* [INSTRUCTIONS FOR THE TASK]:
Check each line of the material below, and copy it if it holds the string "díla".

[Data entries]
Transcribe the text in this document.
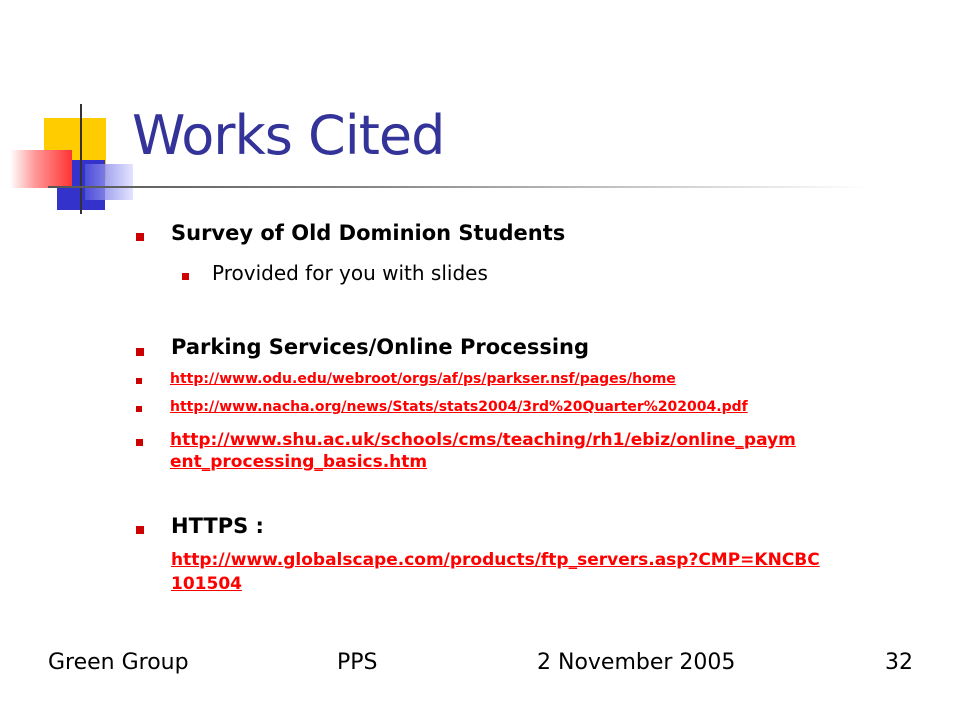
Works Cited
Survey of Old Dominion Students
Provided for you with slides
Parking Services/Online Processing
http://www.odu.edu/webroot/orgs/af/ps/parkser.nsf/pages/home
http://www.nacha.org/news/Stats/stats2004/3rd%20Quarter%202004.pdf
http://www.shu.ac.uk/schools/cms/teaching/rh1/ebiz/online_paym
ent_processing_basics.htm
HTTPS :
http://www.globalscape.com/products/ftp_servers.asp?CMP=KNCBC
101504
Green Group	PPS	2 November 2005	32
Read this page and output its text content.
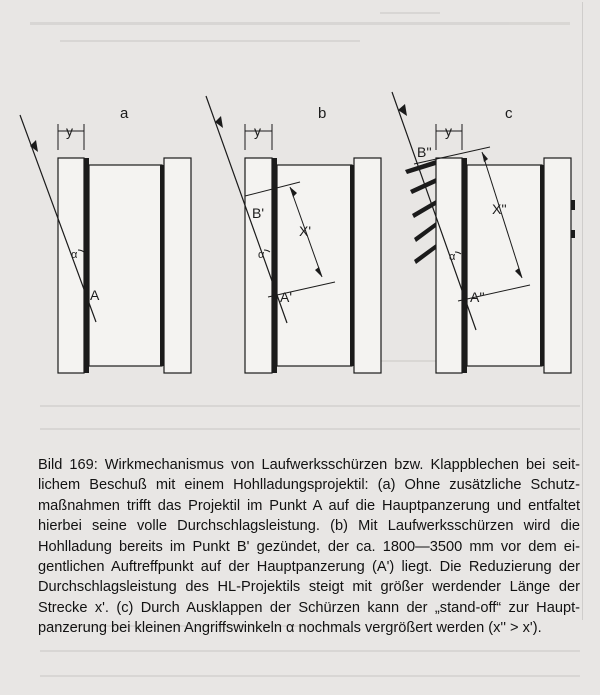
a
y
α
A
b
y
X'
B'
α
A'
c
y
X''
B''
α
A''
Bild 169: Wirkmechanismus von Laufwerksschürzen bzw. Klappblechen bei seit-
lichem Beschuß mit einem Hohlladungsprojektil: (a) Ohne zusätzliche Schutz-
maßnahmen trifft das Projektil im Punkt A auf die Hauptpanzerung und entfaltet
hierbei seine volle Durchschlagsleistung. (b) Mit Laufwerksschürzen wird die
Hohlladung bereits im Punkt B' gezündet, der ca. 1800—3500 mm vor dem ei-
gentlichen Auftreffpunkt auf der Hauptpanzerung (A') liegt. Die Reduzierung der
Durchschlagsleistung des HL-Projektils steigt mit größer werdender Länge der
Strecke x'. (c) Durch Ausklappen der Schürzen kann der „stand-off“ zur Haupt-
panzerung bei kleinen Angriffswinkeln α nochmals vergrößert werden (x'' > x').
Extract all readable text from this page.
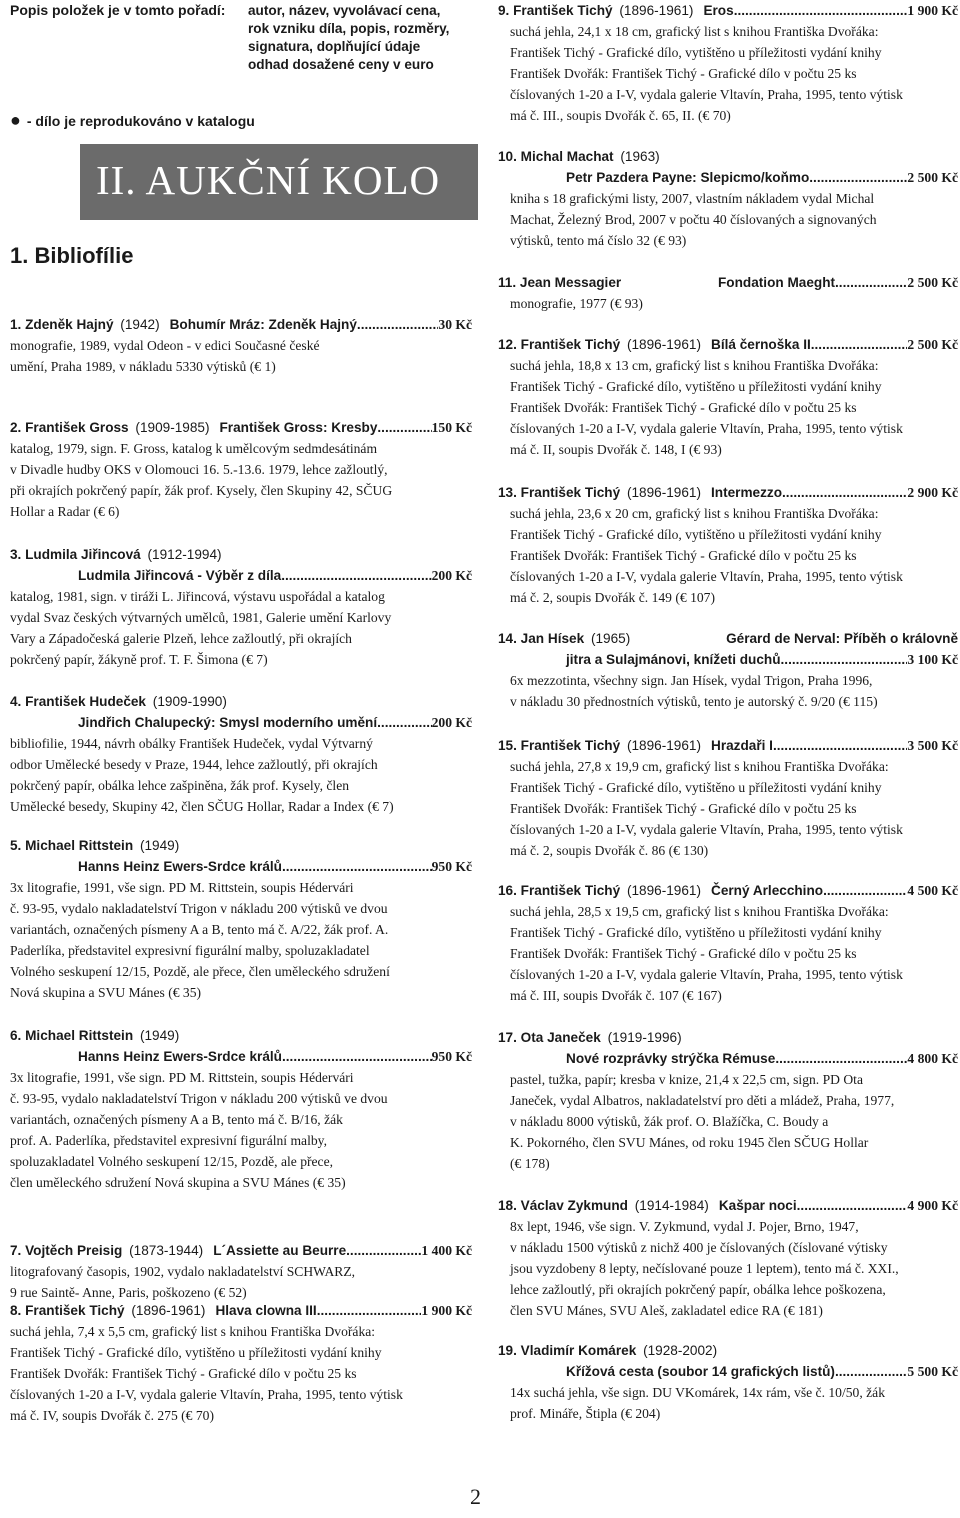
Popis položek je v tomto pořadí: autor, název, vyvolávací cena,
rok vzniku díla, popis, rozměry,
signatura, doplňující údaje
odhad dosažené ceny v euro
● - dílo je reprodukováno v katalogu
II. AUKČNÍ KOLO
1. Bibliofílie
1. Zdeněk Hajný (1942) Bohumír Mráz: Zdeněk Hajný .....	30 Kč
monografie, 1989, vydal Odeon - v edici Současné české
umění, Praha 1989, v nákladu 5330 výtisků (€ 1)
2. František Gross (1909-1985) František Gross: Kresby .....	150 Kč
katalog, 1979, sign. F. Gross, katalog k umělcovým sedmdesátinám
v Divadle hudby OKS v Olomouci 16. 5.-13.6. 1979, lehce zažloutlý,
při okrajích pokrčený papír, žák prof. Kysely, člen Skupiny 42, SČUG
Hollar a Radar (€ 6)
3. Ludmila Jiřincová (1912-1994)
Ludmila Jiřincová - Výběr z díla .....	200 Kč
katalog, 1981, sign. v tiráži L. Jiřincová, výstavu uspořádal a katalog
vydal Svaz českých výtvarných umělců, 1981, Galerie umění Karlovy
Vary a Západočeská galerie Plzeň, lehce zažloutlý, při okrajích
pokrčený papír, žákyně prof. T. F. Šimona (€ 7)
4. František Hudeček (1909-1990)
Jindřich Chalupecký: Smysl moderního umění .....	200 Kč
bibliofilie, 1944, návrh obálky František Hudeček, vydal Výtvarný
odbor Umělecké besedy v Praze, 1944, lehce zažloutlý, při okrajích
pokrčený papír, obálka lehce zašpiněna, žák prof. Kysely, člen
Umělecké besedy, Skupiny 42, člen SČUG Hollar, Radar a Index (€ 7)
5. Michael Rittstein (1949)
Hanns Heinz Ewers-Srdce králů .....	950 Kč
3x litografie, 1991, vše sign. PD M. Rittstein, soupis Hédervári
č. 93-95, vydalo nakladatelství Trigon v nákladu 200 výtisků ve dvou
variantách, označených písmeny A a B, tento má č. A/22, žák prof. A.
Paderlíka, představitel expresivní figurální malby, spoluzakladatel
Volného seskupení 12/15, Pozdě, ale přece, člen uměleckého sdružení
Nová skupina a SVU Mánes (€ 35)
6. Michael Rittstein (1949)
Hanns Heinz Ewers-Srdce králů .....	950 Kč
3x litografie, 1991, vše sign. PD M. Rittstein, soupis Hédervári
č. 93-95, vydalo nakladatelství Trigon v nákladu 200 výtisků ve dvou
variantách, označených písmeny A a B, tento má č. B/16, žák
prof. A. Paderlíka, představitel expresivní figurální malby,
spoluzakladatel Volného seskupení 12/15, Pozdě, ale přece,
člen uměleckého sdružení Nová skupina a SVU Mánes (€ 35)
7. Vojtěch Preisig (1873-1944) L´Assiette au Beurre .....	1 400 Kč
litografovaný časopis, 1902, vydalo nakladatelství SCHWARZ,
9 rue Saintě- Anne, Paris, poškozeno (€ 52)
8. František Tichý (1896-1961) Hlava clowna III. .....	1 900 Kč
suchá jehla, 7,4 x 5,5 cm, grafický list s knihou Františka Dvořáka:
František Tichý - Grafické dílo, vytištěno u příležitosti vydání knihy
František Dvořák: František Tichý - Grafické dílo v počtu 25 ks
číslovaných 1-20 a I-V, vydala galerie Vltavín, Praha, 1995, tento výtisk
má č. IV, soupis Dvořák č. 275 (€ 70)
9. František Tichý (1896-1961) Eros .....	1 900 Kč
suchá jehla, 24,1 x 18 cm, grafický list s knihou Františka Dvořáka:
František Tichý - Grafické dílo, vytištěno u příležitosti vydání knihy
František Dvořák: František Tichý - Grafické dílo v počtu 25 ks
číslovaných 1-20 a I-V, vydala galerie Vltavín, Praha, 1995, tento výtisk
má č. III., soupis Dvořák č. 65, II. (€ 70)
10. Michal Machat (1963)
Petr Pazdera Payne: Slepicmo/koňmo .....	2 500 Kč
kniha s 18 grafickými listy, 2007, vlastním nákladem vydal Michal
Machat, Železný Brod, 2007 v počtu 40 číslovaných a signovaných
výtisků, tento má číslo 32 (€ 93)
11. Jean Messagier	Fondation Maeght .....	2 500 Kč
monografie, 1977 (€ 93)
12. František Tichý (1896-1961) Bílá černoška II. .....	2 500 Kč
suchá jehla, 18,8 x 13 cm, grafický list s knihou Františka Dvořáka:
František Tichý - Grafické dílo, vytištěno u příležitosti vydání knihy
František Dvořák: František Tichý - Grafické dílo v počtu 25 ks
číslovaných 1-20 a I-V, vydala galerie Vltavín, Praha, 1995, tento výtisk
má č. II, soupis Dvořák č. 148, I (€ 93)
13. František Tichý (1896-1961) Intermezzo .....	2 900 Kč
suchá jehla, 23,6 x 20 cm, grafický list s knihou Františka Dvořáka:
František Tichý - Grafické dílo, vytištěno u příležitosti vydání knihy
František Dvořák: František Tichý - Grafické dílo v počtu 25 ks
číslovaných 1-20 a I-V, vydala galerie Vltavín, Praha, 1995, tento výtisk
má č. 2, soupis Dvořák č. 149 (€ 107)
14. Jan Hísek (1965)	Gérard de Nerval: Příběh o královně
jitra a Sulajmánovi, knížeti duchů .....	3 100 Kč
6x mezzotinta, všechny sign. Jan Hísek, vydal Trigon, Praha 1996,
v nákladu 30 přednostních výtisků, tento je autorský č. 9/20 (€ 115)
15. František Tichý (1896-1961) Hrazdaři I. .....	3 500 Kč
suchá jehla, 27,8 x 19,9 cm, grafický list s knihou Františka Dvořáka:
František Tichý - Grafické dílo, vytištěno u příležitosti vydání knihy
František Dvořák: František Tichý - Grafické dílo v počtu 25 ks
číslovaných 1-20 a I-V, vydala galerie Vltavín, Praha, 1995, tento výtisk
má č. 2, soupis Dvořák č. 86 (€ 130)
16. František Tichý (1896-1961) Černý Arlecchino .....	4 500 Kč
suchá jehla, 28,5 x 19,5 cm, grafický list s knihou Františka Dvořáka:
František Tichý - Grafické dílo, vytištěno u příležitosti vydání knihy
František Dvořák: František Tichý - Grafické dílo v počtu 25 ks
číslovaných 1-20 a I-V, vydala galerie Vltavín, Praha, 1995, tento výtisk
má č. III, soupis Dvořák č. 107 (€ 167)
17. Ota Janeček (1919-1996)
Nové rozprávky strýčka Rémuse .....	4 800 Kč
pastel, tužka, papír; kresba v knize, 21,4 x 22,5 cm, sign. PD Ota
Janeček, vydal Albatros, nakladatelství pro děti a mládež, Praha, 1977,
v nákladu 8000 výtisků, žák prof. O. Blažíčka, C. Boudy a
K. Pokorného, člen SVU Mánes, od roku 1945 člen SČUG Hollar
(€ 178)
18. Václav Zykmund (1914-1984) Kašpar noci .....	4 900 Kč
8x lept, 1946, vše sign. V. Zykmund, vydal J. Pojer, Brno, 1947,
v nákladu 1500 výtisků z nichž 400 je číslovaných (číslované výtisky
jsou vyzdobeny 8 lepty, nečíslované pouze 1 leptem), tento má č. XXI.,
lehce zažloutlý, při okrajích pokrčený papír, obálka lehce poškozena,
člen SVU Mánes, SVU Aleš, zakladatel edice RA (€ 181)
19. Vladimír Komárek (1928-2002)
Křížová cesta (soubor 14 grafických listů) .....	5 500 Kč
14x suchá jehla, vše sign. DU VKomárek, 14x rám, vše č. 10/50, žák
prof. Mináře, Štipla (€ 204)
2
--
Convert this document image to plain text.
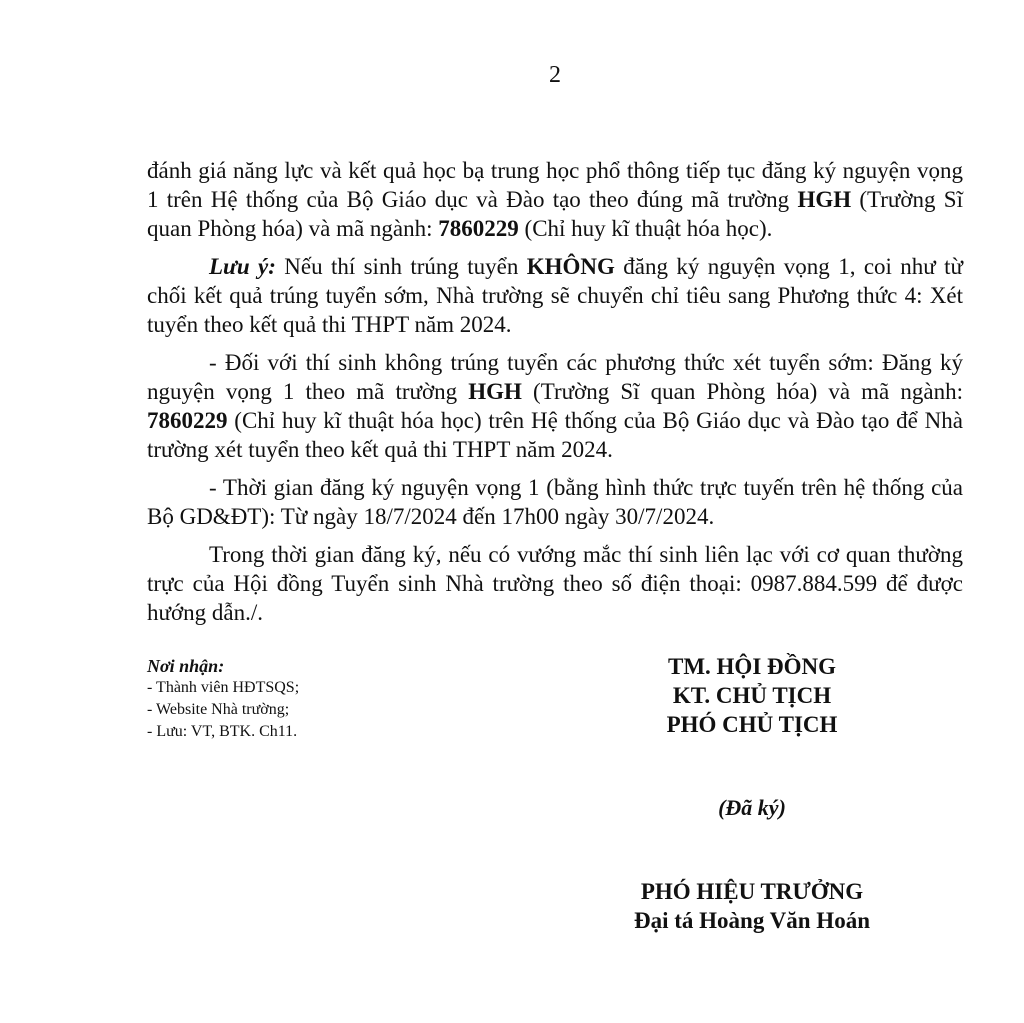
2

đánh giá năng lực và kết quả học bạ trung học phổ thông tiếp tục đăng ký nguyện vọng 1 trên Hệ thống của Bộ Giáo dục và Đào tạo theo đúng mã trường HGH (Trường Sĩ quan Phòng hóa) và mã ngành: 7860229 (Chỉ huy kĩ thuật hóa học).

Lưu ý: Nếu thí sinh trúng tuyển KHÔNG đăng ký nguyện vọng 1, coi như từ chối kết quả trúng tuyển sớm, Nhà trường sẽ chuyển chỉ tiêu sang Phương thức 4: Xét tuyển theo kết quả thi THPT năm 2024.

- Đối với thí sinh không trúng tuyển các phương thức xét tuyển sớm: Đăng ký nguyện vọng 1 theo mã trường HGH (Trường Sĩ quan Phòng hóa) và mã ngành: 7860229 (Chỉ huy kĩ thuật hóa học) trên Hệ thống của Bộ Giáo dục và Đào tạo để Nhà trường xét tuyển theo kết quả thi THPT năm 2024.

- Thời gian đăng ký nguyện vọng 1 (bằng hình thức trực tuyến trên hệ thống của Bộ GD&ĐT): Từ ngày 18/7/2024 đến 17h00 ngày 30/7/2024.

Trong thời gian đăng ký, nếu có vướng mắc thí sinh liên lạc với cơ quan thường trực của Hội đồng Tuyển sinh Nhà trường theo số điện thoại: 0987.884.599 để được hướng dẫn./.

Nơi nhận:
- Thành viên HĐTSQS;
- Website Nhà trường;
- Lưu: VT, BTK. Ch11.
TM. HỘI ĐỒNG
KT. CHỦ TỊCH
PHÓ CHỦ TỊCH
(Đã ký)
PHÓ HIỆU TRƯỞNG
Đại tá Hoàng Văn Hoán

* [RESPONSE FOR THIS EXERCISE]:
rok vzniku díla, popis, rozměry,
Ludmila Jiřincová - Výběr z díla .....	200 Kč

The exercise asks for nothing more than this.